(Recorded data)

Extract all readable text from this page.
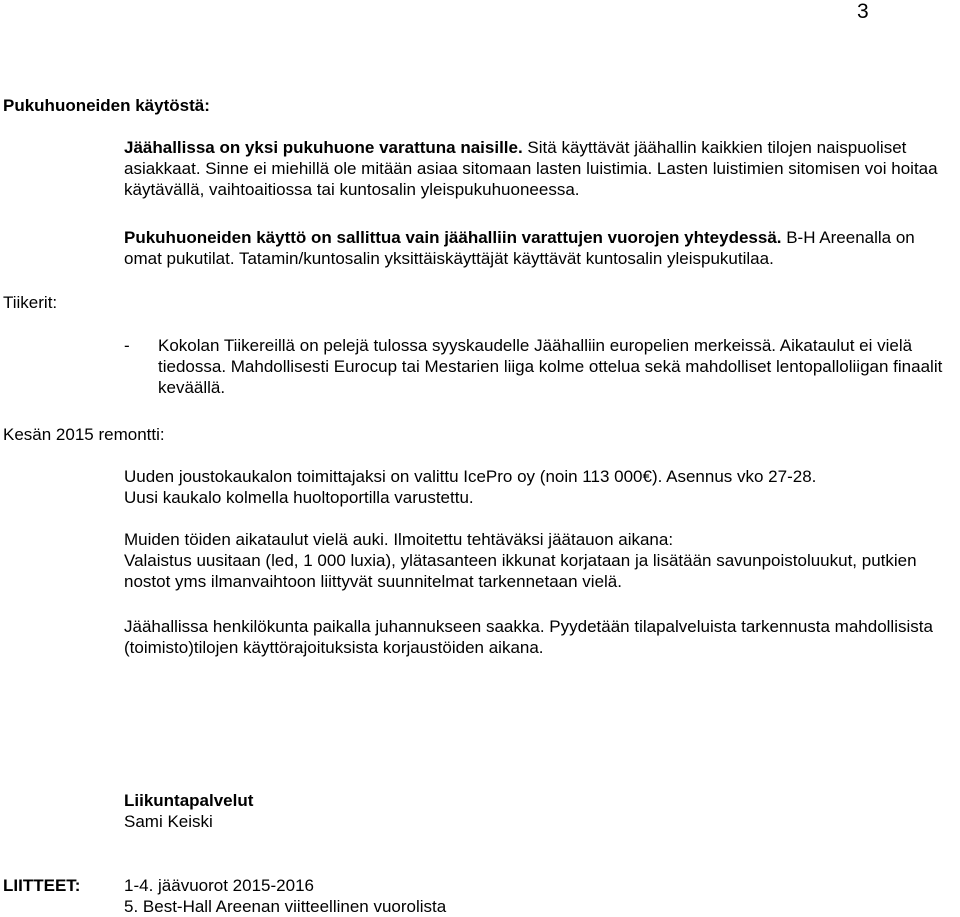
3
Pukuhuoneiden käytöstä:

Jäähallissa on yksi pukuhuone varattuna naisille. Sitä käyttävät jäähallin kaikkien tilojen naispuoliset asiakkaat. Sinne ei miehillä ole mitään asiaa sitomaan lasten luistimia. Lasten luistimien sitomisen voi hoitaa käytävällä, vaihtoaitiossa tai kuntosalin yleispukuhuoneessa.

Pukuhuoneiden käyttö on sallittua vain jäähalliin varattujen vuorojen yhteydessä. B-H Areenalla on omat pukutilat. Tatamin/kuntosalin yksittäiskäyttäjät käyttävät kuntosalin yleispukutilaa.

Tiikerit:
-	Kokolan Tiikereillä on pelejä tulossa syyskaudelle Jäähalliin europelien merkeissä. Aikataulut ei vielä tiedossa. Mahdollisesti Eurocup tai Mestarien liiga kolme ottelua sekä mahdolliset lentopalloliigan finaalit keväällä.
Kesän 2015 remontti:

Uuden joustokaukalon toimittajaksi on valittu IcePro oy (noin 113 000€). Asennus vko 27-28.

Uusi kaukalo kolmella huoltoportilla varustettu.

Muiden töiden aikataulut vielä auki. Ilmoitettu tehtäväksi jäätauon aikana:

Valaistus uusitaan (led, 1 000 luxia), ylätasanteen ikkunat korjataan ja lisätään savunpoistoluukut, putkien nostot yms ilmanvaihtoon liittyvät suunnitelmat tarkennetaan vielä.

Jäähallissa henkilökunta paikalla juhannukseen saakka. Pyydetään tilapalveluista tarkennusta mahdollisista (toimisto)tilojen käyttörajoituksista korjaustöiden aikana.

Liikuntapalvelut

Sami Keiski

LIITTEET:	1-4. jäävuorot 2015-2016
5. Best-Hall Areenan viitteellinen vuorolista
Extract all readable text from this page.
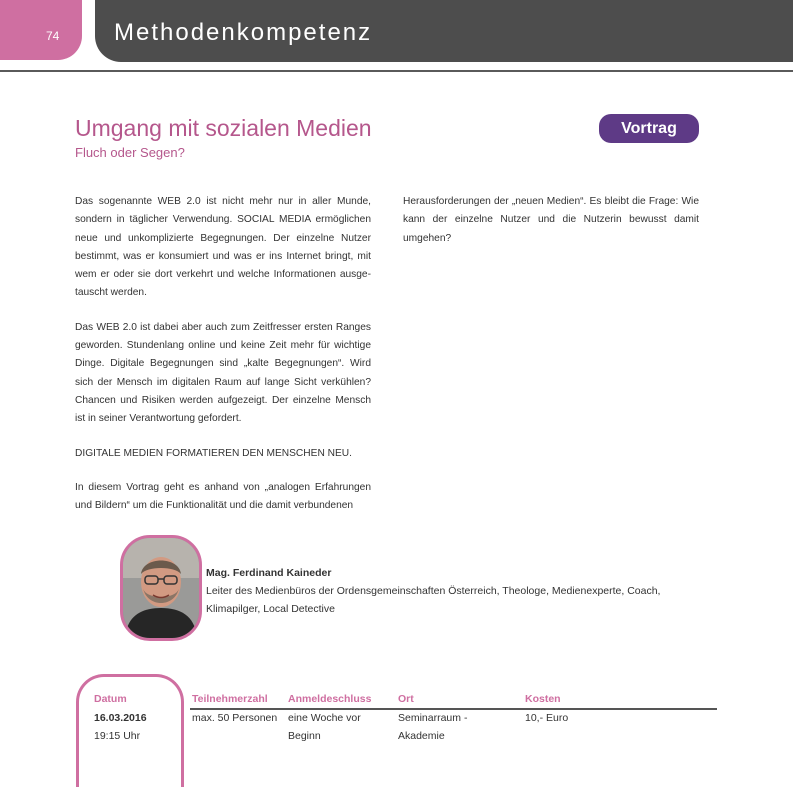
74 Methodenkompetenz
Umgang mit sozialen Medien
Fluch oder Segen?
Vortrag

Das sogenannte WEB 2.0 ist nicht mehr nur in aller Munde, sondern in täglicher Verwendung. SOCIAL MEDIA ermöglichen neue und unkomplizierte Begegnungen. Der einzelne Nutzer bestimmt, was er konsumiert und was er ins Internet bringt, mit wem er oder sie dort verkehrt und welche Informationen ausge-tauscht werden.

Das WEB 2.0 ist dabei aber auch zum Zeitfresser ersten Ranges geworden. Stundenlang online und keine Zeit mehr für wichtige Dinge. Digitale Begegnungen sind „kalte Begegnungen“. Wird sich der Mensch im digitalen Raum auf lange Sicht verkühlen? Chancen und Risiken werden aufgezeigt. Der einzelne Mensch ist in seiner Verantwortung gefordert.

DIGITALE MEDIEN FORMATIEREN DEN MENSCHEN NEU.

In diesem Vortrag geht es anhand von „analogen Erfahrungen und Bildern“ um die Funktionalität und die damit verbundenen

Herausforderungen der „neuen Medien“. Es bleibt die Frage: Wie kann der einzelne Nutzer und die Nutzerin bewusst damit umgehen?

Mag. Ferdinand Kaineder
Leiter des Medienbüros der Ordensgemeinschaften Österreich, Theologe, Medienexperte, Coach, Klimapilger, Local Detective
Datum
16.03.2016
19:15 Uhr
Teilnehmerzahl
max. 50 Personen
Anmeldeschluss
eine Woche vor Beginn
Ort
Seminarraum - Akademie
Kosten
10,- Euro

_GIVEN INSTRUCTION_
Every entry above needs to be retyped exactly; drop the pictures.

_SOLUTION TO THIS PROBLEM_
Extract all readable text from this page.
3
Pukuhuoneiden käytöstä:

Jäähallissa on yksi pukuhuone varattuna naisille. Sitä käyttävät jäähallin kaikkien tilojen naispuoliset asiakkaat. Sinne ei miehillä ole mitään asiaa sitomaan lasten luistimia. Lasten luistimien sitomisen voi hoitaa käytävällä, vaihtoaitiossa tai kuntosalin yleispukuhuoneessa.

Pukuhuoneiden käyttö on sallittua vain jäähalliin varattujen vuorojen yhteydessä. B-H Areenalla on omat pukutilat. Tatamin/kuntosalin yksittäiskäyttäjät käyttävät kuntosalin yleispukutilaa.

Tiikerit:
-	Kokolan Tiikereillä on pelejä tulossa syyskaudelle Jäähalliin europelien merkeissä. Aikataulut ei vielä tiedossa. Mahdollisesti Eurocup tai Mestarien liiga kolme ottelua sekä mahdolliset lentopalloliigan finaalit keväällä.
Kesän 2015 remontti:

Uuden joustokaukalon toimittajaksi on valittu IcePro oy (noin 113 000€). Asennus vko 27-28.

Uusi kaukalo kolmella huoltoportilla varustettu.

Muiden töiden aikataulut vielä auki. Ilmoitettu tehtäväksi jäätauon aikana:

Valaistus uusitaan (led, 1 000 luxia), ylätasanteen ikkunat korjataan ja lisätään savunpoistoluukut, putkien nostot yms ilmanvaihtoon liittyvät suunnitelmat tarkennetaan vielä.

Jäähallissa henkilökunta paikalla juhannukseen saakka. Pyydetään tilapalveluista tarkennusta mahdollisista (toimisto)tilojen käyttörajoituksista korjaustöiden aikana.

Liikuntapalvelut

Sami Keiski

LIITTEET:	1-4. jäävuorot 2015-2016
5. Best-Hall Areenan viitteellinen vuorolista
Extract all readable text from this page.
74 Methodenkompetenz
Umgang mit sozialen Medien
Fluch oder Segen?
Vortrag

Das sogenannte WEB 2.0 ist nicht mehr nur in aller Munde, sondern in täglicher Verwendung. SOCIAL MEDIA ermöglichen neue und unkomplizierte Begegnungen. Der einzelne Nutzer bestimmt, was er konsumiert und was er ins Internet bringt, mit wem er oder sie dort verkehrt und welche Informationen ausge-tauscht werden.

Das WEB 2.0 ist dabei aber auch zum Zeitfresser ersten Ranges geworden. Stundenlang online und keine Zeit mehr für wichtige Dinge. Digitale Begegnungen sind „kalte Begegnungen“. Wird sich der Mensch im digitalen Raum auf lange Sicht verkühlen? Chancen und Risiken werden aufgezeigt. Der einzelne Mensch ist in seiner Verantwortung gefordert.

DIGITALE MEDIEN FORMATIEREN DEN MENSCHEN NEU.

In diesem Vortrag geht es anhand von „analogen Erfahrungen und Bildern“ um die Funktionalität und die damit verbundenen

Herausforderungen der „neuen Medien“. Es bleibt die Frage: Wie kann der einzelne Nutzer und die Nutzerin bewusst damit umgehen?

Mag. Ferdinand Kaineder
Leiter des Medienbüros der Ordensgemeinschaften Österreich, Theologe, Medienexperte, Coach, Klimapilger, Local Detective
Datum
16.03.2016
19:15 Uhr
Teilnehmerzahl
max. 50 Personen
Anmeldeschluss
eine Woche vor Beginn
Ort
Seminarraum - Akademie
Kosten
10,- Euro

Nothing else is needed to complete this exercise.